Stored entries:
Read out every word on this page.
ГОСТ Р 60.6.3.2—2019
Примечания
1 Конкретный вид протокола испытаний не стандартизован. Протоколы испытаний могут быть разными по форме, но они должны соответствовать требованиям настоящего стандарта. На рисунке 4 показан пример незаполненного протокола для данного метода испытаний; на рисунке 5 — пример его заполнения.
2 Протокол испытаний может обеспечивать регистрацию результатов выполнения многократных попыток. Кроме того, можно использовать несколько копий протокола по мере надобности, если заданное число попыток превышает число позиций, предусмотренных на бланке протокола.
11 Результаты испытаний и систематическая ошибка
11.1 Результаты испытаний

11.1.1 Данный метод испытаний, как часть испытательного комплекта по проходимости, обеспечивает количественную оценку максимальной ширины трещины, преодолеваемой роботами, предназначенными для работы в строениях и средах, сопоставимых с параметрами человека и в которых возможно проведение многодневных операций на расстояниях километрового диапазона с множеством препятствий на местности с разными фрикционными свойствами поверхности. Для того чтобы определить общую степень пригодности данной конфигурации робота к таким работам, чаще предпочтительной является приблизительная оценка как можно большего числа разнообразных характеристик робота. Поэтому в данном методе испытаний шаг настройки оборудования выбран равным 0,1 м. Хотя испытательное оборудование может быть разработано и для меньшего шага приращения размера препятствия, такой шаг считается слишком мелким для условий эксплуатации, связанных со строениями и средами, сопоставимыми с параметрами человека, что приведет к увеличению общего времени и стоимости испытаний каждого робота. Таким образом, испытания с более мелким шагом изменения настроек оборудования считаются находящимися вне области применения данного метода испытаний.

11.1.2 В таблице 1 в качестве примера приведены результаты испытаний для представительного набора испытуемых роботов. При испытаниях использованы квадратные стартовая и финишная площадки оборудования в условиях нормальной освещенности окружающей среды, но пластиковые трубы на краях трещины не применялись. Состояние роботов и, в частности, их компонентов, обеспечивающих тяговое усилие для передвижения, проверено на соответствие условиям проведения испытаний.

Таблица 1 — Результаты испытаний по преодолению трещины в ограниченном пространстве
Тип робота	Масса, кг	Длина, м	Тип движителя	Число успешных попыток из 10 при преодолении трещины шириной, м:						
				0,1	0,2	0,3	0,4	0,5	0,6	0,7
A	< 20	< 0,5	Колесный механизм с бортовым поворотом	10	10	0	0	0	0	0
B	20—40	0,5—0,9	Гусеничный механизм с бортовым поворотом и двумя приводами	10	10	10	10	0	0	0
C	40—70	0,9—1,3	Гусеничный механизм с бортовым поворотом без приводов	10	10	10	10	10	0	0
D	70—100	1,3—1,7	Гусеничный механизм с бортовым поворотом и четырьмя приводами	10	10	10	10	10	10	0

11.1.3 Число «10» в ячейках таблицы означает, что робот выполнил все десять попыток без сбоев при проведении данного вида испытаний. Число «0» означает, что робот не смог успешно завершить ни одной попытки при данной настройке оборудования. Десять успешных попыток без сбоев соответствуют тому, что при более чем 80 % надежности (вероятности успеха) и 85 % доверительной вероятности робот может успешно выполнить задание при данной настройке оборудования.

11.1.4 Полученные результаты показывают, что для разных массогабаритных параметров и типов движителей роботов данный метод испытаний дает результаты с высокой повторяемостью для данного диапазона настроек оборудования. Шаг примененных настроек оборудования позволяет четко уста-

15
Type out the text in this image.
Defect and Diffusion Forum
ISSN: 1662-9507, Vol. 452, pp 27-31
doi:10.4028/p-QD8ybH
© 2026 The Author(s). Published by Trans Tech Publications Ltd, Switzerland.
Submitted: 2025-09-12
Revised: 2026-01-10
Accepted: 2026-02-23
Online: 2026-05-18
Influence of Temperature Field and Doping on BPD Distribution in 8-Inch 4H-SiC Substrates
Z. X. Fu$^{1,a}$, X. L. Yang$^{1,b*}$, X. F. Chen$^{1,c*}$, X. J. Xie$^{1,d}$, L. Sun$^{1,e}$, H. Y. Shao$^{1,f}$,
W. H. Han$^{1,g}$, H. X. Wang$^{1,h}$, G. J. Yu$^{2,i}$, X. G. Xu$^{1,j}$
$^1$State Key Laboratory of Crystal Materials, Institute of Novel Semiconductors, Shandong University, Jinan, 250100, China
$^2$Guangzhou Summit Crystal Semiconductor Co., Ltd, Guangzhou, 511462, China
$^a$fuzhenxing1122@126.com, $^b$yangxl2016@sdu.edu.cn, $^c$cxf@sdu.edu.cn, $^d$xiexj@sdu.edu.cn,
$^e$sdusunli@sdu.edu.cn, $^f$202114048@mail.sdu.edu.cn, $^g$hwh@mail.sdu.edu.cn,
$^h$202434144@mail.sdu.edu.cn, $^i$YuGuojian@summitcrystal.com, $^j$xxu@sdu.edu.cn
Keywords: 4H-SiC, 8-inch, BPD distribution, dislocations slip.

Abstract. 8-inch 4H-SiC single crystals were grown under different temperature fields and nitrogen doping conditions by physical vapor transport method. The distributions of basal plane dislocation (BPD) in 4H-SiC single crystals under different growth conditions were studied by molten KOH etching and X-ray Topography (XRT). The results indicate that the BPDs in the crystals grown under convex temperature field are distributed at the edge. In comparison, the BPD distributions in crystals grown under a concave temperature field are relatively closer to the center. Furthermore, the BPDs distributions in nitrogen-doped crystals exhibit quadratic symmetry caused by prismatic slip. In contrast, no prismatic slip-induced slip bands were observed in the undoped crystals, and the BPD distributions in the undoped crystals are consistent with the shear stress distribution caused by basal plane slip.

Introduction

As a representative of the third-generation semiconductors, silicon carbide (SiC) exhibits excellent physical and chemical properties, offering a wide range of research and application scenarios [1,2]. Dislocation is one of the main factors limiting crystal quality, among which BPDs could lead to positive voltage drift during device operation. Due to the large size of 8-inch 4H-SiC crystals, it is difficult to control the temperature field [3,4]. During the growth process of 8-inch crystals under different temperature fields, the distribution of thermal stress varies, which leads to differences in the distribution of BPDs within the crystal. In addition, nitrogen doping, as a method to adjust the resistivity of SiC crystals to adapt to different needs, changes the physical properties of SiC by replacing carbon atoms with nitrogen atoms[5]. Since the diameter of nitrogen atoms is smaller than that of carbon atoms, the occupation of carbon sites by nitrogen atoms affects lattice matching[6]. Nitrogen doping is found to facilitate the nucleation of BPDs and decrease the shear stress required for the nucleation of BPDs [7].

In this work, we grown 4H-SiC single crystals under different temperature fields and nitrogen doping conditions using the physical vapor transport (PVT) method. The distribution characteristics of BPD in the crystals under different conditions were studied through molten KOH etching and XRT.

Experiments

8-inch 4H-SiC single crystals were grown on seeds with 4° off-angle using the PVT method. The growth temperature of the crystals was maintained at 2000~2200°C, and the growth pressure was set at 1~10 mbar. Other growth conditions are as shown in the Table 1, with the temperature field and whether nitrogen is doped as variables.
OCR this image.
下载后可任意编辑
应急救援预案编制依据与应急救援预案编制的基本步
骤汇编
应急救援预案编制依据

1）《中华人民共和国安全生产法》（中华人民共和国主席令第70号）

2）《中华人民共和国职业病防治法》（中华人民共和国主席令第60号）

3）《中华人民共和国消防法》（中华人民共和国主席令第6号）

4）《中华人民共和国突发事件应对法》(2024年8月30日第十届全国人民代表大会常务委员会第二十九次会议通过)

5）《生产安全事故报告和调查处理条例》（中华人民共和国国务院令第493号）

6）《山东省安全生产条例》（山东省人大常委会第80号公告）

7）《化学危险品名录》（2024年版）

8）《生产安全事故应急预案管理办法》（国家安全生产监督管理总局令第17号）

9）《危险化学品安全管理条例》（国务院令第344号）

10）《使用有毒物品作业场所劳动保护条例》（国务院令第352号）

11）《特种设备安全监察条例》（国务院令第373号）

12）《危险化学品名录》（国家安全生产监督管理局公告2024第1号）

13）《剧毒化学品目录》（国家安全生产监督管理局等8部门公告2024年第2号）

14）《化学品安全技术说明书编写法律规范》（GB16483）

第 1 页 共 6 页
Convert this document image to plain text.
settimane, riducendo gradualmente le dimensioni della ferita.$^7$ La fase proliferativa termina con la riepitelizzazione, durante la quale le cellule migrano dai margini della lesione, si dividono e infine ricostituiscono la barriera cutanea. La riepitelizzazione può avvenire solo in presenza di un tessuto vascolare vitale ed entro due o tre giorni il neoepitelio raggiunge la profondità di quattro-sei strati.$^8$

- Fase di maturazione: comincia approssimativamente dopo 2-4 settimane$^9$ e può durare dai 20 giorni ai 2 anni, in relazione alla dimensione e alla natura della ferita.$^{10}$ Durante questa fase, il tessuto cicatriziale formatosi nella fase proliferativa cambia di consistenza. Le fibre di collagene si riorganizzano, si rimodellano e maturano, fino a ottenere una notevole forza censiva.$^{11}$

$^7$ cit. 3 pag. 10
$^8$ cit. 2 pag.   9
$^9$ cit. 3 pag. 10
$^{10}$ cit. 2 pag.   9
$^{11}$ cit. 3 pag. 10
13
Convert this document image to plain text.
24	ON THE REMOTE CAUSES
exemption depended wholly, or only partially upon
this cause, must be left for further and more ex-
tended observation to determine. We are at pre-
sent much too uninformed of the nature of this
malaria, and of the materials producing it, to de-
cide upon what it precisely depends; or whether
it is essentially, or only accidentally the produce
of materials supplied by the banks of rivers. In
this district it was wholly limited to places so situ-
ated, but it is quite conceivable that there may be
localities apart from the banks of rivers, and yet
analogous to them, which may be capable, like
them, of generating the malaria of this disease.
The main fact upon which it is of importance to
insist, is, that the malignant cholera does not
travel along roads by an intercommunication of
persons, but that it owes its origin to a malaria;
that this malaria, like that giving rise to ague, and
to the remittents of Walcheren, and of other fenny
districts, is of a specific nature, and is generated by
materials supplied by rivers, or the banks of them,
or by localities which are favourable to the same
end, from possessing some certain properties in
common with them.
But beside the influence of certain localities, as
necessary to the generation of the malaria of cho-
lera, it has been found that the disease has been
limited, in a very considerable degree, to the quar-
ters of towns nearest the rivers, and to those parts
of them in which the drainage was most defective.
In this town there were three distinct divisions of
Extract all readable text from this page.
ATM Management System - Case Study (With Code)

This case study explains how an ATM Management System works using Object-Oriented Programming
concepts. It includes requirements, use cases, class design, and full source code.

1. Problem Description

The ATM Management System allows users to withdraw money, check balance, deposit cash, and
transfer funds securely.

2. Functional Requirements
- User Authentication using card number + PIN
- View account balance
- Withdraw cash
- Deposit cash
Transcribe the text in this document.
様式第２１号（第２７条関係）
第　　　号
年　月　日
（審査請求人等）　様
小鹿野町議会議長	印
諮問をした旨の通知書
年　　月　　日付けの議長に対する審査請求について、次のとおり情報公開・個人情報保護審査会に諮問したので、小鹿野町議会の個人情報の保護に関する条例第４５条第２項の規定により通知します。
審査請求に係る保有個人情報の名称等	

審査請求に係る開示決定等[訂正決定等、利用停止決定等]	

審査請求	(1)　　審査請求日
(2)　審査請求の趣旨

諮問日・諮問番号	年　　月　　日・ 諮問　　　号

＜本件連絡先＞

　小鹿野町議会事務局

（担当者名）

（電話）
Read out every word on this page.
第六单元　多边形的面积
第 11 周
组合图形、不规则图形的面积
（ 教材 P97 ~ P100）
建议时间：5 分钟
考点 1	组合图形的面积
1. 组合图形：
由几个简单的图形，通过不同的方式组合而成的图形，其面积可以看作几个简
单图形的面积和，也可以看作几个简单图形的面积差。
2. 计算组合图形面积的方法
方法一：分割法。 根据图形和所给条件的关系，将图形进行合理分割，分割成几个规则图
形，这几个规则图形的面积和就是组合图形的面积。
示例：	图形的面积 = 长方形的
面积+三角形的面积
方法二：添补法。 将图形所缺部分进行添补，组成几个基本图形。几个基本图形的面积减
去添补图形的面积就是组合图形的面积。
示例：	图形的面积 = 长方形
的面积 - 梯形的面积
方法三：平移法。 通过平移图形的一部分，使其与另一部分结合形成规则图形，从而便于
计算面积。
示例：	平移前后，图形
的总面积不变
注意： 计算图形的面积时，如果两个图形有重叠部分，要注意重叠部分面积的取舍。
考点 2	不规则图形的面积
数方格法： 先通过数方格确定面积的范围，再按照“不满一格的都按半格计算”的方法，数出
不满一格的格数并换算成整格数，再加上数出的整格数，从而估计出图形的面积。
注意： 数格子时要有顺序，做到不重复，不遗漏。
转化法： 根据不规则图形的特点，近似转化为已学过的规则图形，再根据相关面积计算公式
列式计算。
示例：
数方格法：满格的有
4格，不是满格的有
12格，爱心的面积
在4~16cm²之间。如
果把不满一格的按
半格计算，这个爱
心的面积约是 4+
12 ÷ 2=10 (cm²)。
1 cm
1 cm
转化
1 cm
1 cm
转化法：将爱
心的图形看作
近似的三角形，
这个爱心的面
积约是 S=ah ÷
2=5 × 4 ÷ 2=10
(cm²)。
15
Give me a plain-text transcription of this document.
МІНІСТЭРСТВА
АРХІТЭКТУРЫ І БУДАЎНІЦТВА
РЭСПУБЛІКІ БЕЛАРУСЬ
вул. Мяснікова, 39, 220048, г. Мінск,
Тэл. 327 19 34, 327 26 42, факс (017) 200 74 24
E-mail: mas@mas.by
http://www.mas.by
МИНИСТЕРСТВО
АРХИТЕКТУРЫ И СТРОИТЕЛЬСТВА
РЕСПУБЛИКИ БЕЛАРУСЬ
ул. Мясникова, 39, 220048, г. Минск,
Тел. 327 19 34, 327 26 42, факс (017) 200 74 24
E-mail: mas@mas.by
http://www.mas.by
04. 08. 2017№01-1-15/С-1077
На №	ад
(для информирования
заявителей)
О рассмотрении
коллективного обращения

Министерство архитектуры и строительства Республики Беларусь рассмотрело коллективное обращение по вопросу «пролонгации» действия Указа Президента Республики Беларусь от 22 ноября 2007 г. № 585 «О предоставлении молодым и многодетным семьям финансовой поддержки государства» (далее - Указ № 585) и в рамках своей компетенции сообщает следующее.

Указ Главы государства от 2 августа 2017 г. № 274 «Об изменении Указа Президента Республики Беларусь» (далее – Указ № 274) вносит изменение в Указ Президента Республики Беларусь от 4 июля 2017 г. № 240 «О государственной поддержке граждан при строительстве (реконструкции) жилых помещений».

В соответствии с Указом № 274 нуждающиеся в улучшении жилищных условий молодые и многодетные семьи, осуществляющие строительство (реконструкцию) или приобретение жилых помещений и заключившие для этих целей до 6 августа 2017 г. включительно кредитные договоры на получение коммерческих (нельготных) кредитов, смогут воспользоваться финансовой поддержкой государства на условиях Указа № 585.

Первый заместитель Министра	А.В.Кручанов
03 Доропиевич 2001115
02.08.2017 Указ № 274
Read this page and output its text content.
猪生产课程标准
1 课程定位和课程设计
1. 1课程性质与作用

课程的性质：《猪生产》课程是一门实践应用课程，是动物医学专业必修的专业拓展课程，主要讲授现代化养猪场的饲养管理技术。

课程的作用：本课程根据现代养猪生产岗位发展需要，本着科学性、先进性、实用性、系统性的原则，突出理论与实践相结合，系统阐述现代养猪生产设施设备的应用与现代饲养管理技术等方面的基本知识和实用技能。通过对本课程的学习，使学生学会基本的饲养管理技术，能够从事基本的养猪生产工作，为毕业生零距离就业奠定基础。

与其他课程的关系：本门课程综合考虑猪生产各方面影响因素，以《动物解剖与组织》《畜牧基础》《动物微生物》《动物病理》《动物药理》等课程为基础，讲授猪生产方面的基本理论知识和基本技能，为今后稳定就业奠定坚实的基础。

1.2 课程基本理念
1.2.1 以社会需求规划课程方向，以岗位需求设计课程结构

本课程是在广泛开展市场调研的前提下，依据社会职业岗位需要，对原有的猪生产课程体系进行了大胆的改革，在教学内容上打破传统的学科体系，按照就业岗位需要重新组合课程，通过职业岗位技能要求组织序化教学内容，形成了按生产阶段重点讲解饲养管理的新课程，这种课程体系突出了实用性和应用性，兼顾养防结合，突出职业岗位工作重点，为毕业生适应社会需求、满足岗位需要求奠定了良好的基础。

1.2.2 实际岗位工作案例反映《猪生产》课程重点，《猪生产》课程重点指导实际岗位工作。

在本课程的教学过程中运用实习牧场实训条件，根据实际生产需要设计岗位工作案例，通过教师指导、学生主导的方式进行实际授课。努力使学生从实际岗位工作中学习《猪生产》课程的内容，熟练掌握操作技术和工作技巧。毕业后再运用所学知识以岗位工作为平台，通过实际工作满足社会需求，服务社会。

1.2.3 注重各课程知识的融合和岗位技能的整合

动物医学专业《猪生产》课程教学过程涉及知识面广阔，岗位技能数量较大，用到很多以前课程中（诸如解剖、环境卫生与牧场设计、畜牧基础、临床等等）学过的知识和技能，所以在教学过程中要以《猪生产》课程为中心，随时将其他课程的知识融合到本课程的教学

* **Work to be completed**
Look through the listing above and count the lines where the string "whether" appears. Report the number only.

* **Result of this exercise**
2